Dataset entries
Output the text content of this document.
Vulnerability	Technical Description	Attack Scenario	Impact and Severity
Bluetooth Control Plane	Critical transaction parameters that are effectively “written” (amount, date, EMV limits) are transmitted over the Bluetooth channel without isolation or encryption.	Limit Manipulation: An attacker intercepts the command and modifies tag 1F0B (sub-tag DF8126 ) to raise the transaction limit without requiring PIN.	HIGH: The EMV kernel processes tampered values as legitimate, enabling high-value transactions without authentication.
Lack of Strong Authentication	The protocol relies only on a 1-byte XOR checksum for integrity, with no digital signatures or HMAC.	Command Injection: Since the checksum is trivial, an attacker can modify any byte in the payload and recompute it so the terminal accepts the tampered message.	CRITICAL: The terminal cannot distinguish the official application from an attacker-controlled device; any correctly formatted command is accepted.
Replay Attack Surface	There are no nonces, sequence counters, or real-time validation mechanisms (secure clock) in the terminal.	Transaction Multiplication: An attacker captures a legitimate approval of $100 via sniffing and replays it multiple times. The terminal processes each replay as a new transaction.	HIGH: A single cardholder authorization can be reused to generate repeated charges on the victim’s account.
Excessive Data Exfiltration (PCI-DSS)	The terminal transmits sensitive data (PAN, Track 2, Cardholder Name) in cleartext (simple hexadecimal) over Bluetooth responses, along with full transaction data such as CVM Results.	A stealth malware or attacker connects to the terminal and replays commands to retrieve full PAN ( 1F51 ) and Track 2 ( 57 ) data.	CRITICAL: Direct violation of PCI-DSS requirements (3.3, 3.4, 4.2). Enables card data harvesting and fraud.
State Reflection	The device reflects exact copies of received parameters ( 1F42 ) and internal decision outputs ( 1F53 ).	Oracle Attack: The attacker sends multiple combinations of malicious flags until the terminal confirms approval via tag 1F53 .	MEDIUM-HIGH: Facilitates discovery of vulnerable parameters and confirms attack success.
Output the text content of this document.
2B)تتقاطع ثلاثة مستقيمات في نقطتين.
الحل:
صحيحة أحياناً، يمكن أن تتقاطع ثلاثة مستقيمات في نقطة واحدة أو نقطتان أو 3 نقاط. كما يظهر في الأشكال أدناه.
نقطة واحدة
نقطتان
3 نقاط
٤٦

### Set exercise:
Copy all of the material word for word.

### Solution for this task:
Output the text content of this document.
Vulnerability	Technical Description	Attack Scenario	Impact and Severity
Bluetooth Control Plane	Critical transaction parameters that are effectively “written” (amount, date, EMV limits) are transmitted over the Bluetooth channel without isolation or encryption.	Limit Manipulation: An attacker intercepts the command and modifies tag 1F0B (sub-tag DF8126 ) to raise the transaction limit without requiring PIN.	HIGH: The EMV kernel processes tampered values as legitimate, enabling high-value transactions without authentication.
Lack of Strong Authentication	The protocol relies only on a 1-byte XOR checksum for integrity, with no digital signatures or HMAC.	Command Injection: Since the checksum is trivial, an attacker can modify any byte in the payload and recompute it so the terminal accepts the tampered message.	CRITICAL: The terminal cannot distinguish the official application from an attacker-controlled device; any correctly formatted command is accepted.
Replay Attack Surface	There are no nonces, sequence counters, or real-time validation mechanisms (secure clock) in the terminal.	Transaction Multiplication: An attacker captures a legitimate approval of $100 via sniffing and replays it multiple times. The terminal processes each replay as a new transaction.	HIGH: A single cardholder authorization can be reused to generate repeated charges on the victim’s account.
Excessive Data Exfiltration (PCI-DSS)	The terminal transmits sensitive data (PAN, Track 2, Cardholder Name) in cleartext (simple hexadecimal) over Bluetooth responses, along with full transaction data such as CVM Results.	A stealth malware or attacker connects to the terminal and replays commands to retrieve full PAN ( 1F51 ) and Track 2 ( 57 ) data.	CRITICAL: Direct violation of PCI-DSS requirements (3.3, 3.4, 4.2). Enables card data harvesting and fraud.
State Reflection	The device reflects exact copies of received parameters ( 1F42 ) and internal decision outputs ( 1F53 ).	Oracle Attack: The attacker sends multiple combinations of malicious flags until the terminal confirms approval via tag 1F53 .	MEDIUM-HIGH: Facilitates discovery of vulnerable parameters and confirms attack success.
Output the text content of this document.
2B)تتقاطع ثلاثة مستقيمات في نقطتين.
الحل:
صحيحة أحياناً، يمكن أن تتقاطع ثلاثة مستقيمات في نقطة واحدة أو نقطتان أو 3 نقاط. كما يظهر في الأشكال أدناه.
نقطة واحدة
نقطتان
3 نقاط
٤٦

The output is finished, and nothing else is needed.